■ **Dataset items**:
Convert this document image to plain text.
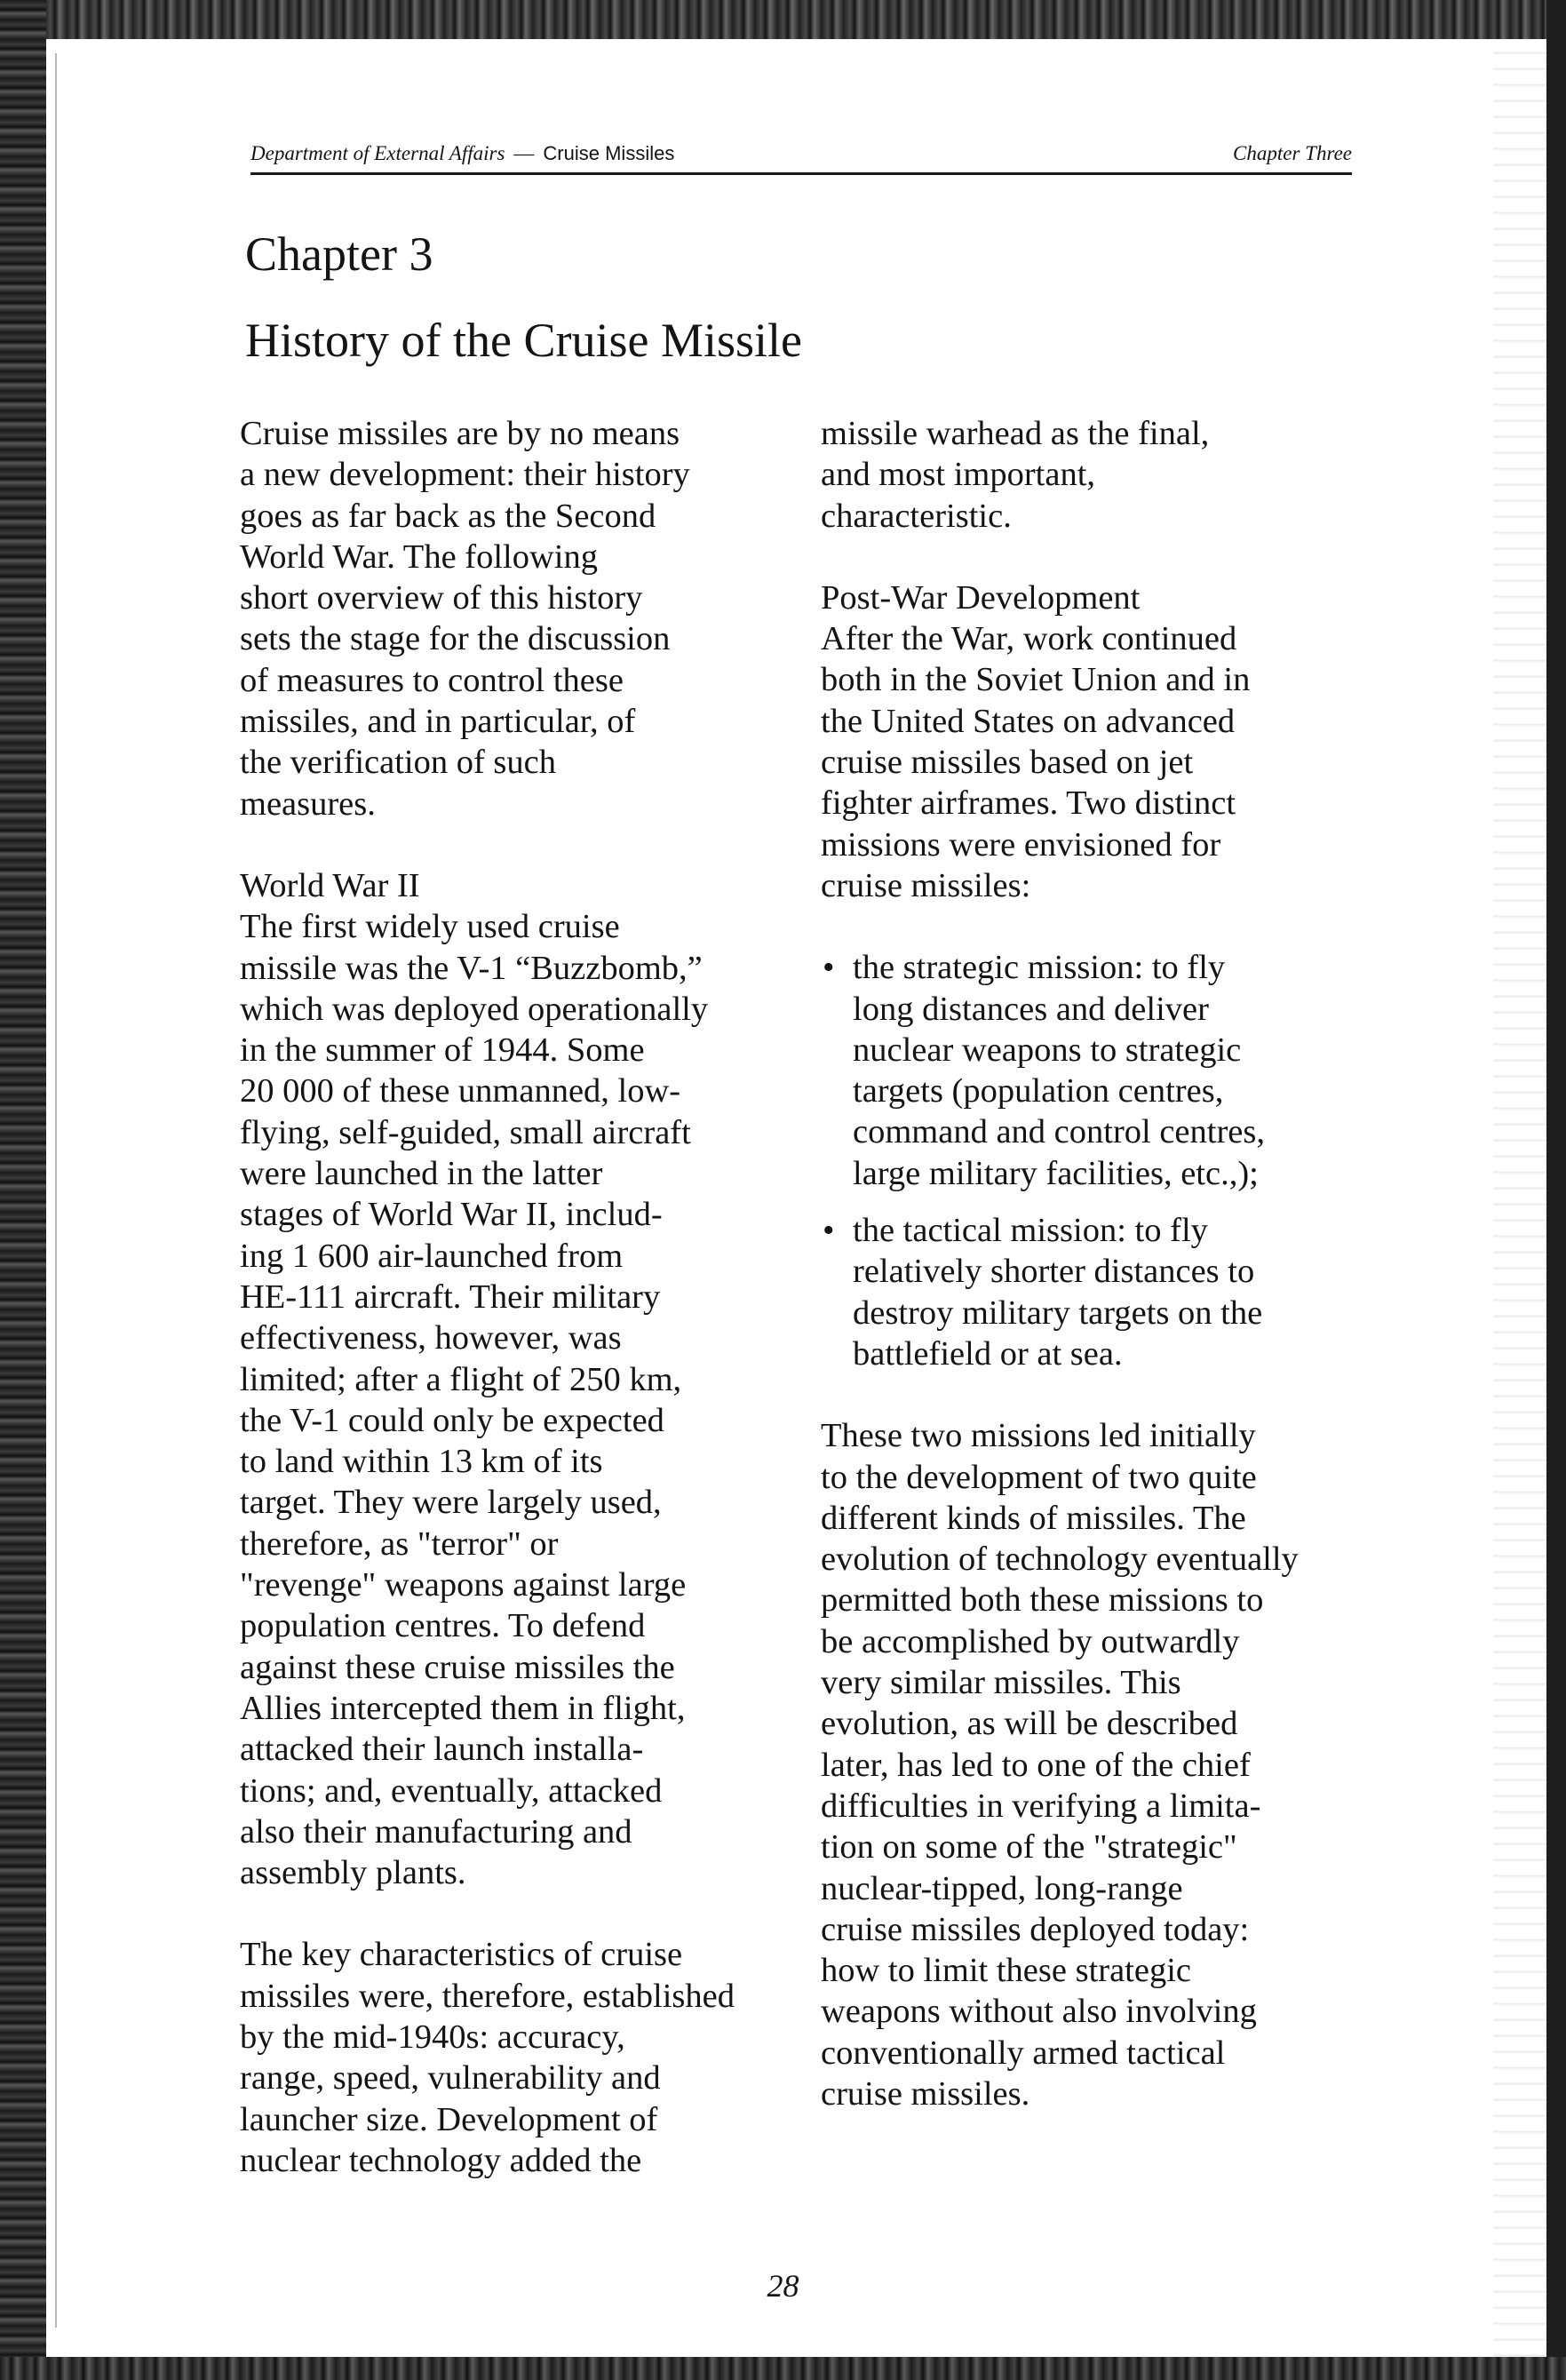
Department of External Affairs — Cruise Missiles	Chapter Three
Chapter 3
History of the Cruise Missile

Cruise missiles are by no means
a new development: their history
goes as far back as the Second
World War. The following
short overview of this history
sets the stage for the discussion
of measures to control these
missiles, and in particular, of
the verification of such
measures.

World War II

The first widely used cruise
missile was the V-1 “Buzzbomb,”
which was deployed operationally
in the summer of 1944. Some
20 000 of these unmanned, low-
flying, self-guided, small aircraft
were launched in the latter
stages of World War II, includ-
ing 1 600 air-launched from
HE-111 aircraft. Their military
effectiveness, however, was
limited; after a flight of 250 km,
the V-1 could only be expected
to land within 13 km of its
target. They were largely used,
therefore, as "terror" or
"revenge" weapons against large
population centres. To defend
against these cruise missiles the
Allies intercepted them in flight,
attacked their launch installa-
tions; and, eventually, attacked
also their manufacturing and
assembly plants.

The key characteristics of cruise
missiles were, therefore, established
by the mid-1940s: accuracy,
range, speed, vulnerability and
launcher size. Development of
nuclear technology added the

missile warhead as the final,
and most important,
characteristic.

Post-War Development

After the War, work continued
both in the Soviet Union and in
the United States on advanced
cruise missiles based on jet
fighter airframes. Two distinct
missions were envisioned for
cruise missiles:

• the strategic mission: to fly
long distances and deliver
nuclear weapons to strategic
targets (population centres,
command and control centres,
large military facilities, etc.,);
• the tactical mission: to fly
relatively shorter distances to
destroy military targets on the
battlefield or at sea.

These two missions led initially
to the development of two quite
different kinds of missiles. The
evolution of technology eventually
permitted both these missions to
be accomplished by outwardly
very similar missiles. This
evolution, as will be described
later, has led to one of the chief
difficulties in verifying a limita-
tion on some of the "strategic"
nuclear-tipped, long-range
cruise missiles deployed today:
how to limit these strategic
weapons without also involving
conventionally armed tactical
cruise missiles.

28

...

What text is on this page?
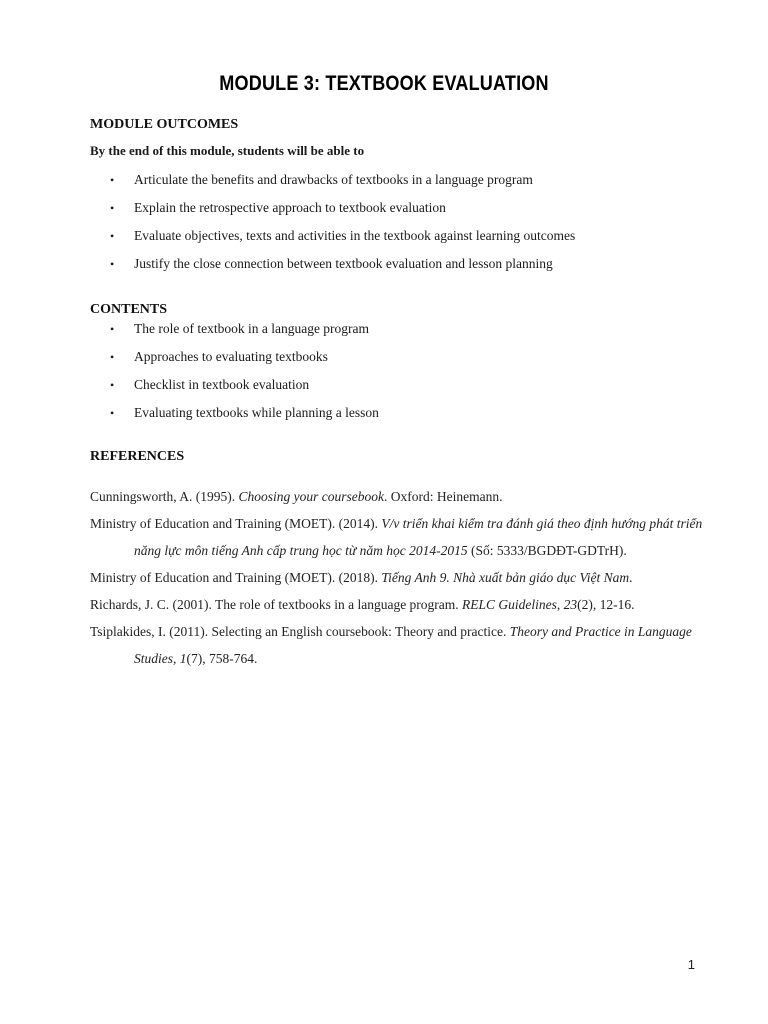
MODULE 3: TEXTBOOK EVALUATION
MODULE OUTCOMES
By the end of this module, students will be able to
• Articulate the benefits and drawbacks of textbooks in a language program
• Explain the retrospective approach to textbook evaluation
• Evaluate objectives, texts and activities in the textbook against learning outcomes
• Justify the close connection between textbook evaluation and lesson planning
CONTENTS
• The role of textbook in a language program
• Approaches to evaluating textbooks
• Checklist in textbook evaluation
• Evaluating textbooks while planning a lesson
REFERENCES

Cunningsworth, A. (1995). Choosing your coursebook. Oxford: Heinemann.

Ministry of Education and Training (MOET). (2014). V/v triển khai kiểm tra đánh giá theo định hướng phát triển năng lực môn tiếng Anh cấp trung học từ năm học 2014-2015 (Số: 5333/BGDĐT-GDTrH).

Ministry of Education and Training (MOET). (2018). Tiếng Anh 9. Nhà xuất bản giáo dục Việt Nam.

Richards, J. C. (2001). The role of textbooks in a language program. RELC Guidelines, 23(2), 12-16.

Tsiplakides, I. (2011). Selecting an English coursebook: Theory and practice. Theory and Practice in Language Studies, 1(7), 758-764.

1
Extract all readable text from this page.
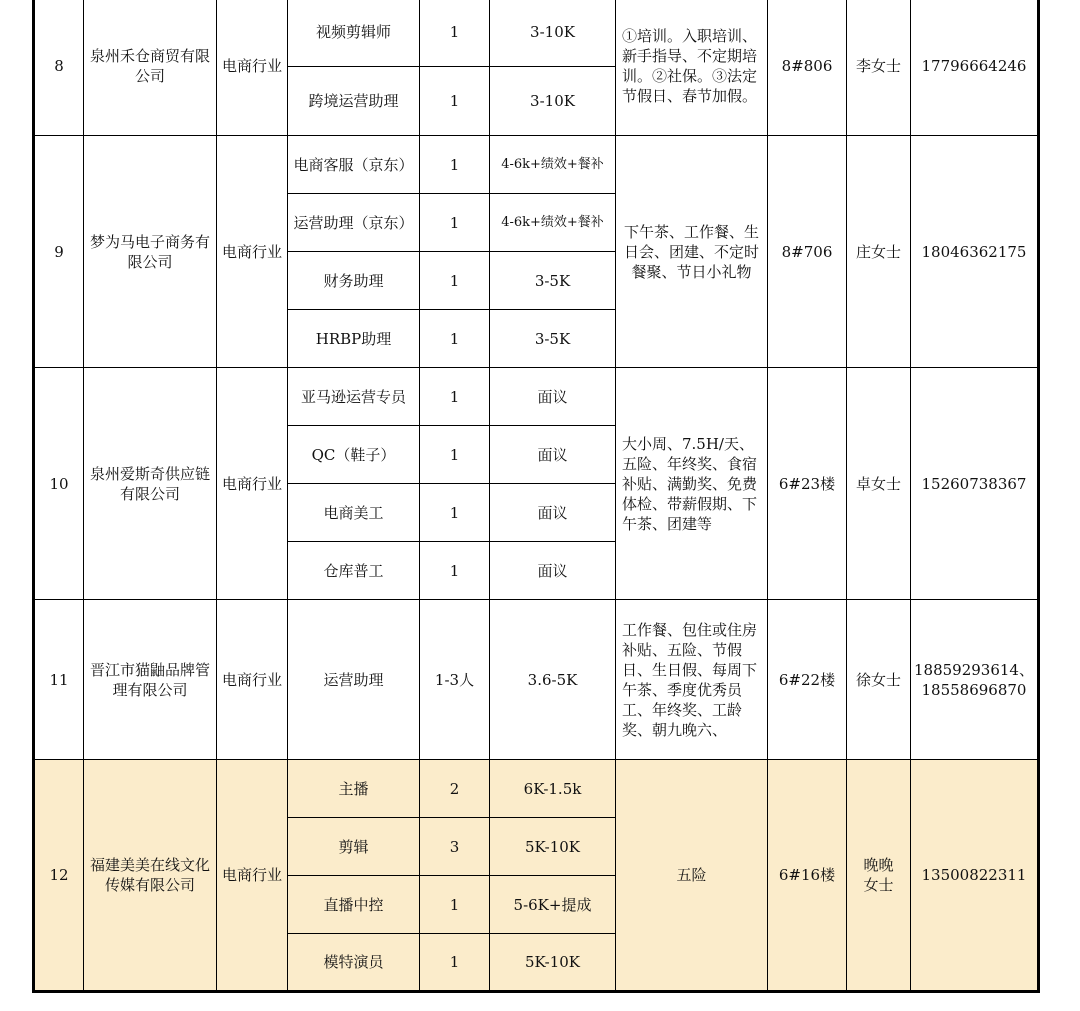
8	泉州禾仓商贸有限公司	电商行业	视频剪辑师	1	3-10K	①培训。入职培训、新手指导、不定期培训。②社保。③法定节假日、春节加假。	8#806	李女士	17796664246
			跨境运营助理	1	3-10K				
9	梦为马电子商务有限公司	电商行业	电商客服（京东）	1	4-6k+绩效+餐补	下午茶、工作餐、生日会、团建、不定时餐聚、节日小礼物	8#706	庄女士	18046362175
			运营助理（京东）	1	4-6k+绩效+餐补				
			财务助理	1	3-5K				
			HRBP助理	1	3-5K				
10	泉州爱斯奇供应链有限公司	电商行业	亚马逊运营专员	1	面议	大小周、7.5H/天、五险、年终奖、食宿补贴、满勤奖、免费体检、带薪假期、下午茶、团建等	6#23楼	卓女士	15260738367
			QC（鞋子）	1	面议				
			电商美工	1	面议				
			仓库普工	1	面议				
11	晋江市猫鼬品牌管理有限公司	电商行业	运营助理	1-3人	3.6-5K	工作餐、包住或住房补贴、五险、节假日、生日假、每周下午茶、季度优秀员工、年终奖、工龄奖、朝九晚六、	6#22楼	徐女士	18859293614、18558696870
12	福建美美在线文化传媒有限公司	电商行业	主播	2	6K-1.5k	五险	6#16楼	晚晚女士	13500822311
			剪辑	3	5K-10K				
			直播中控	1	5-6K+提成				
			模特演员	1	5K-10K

---

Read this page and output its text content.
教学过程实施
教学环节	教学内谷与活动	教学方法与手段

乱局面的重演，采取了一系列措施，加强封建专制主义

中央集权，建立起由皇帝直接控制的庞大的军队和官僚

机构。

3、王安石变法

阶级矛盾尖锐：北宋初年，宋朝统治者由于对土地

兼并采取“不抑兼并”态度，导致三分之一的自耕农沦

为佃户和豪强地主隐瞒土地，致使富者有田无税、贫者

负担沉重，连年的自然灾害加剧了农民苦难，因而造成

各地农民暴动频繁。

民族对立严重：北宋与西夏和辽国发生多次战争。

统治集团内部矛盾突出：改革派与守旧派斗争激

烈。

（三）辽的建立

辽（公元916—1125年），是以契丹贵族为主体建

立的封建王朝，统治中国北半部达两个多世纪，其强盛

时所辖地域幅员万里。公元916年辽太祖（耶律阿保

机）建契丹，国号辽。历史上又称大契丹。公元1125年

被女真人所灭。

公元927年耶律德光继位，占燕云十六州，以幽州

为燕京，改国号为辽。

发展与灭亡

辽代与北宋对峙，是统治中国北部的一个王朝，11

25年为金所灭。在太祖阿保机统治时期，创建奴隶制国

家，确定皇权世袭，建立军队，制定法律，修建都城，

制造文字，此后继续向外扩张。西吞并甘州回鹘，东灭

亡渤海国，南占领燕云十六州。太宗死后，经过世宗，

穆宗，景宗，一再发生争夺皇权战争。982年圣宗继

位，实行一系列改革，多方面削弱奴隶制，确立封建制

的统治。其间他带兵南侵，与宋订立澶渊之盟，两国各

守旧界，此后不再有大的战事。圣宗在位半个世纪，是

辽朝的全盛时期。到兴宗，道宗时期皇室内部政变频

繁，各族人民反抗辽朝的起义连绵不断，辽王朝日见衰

■ **Stated goal**: For each line of the entries that includes "measures", show that line.

■ **Result of the task**:
of measures to control these
measures.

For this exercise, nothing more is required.